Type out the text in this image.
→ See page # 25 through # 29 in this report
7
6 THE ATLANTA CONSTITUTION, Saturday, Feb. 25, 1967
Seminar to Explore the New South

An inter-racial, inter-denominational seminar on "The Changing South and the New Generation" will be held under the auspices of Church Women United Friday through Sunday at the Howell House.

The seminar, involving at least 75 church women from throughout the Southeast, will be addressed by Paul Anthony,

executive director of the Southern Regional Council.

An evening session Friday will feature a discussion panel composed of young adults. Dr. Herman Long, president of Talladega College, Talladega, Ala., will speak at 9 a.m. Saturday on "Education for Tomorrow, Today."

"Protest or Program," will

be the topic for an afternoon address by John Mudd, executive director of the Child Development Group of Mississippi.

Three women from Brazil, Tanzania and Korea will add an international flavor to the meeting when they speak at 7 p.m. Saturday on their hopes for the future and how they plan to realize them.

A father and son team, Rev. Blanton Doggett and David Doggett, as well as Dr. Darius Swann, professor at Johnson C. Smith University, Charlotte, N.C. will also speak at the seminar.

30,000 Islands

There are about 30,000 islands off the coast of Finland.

§ **Directions for this task**
Reproduce all data above, unchanged.

§ **Answer to this task**
Type out the text in this image.
→ See page # 25 through # 29 in this report
7
6 THE ATLANTA CONSTITUTION, Saturday, Feb. 25, 1967
Seminar to Explore the New South

An inter-racial, inter-denominational seminar on "The Changing South and the New Generation" will be held under the auspices of Church Women United Friday through Sunday at the Howell House.

The seminar, involving at least 75 church women from throughout the Southeast, will be addressed by Paul Anthony,

executive director of the Southern Regional Council.

An evening session Friday will feature a discussion panel composed of young adults. Dr. Herman Long, president of Talladega College, Talladega, Ala., will speak at 9 a.m. Saturday on "Education for Tomorrow, Today."

"Protest or Program," will

be the topic for an afternoon address by John Mudd, executive director of the Child Development Group of Mississippi.

Three women from Brazil, Tanzania and Korea will add an international flavor to the meeting when they speak at 7 p.m. Saturday on their hopes for the future and how they plan to realize them.

A father and son team, Rev. Blanton Doggett and David Doggett, as well as Dr. Darius Swann, professor at Johnson C. Smith University, Charlotte, N.C. will also speak at the seminar.

30,000 Islands

There are about 30,000 islands off the coast of Finland.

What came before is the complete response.